** Start of Exercise input **
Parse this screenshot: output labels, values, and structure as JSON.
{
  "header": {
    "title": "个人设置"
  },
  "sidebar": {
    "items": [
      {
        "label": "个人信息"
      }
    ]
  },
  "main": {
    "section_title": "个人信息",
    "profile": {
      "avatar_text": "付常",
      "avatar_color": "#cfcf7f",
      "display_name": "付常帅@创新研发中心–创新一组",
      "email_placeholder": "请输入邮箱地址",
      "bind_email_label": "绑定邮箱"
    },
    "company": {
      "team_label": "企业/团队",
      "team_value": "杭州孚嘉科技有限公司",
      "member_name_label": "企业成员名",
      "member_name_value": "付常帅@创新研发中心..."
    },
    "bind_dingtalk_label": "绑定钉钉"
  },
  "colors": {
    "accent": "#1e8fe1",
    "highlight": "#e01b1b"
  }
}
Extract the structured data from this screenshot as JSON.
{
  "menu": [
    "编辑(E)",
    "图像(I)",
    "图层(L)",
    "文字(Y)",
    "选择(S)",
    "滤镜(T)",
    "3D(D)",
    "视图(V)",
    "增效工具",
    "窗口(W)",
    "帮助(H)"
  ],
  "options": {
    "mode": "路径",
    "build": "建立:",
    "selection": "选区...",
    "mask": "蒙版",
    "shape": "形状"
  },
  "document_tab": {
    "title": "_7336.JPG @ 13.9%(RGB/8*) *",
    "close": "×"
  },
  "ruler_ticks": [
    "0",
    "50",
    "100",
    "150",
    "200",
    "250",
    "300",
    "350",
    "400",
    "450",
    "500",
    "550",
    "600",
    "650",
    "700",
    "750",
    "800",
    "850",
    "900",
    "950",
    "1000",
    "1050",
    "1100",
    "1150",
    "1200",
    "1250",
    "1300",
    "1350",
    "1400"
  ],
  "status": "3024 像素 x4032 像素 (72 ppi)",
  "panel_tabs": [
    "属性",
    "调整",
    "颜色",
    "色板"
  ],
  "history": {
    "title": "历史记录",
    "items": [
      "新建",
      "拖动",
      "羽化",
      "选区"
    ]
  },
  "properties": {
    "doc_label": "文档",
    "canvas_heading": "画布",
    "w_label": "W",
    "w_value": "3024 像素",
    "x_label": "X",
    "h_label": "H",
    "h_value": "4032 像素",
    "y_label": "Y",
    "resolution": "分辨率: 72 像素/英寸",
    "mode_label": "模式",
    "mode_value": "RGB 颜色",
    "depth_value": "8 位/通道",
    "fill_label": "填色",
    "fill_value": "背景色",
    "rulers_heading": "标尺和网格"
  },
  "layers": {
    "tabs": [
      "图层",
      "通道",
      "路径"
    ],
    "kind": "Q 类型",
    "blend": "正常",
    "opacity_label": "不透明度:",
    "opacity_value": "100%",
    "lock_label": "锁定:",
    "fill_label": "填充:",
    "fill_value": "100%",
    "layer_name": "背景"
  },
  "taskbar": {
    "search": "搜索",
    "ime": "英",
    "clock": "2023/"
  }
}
** End of Exercise input **
## Work required
In the records above, find each line with the word "this" and copy it.

## Problem solution
Parse this screenshot: output labels, values, and structure as JSON.
Extract the structured data from this screenshot as JSON.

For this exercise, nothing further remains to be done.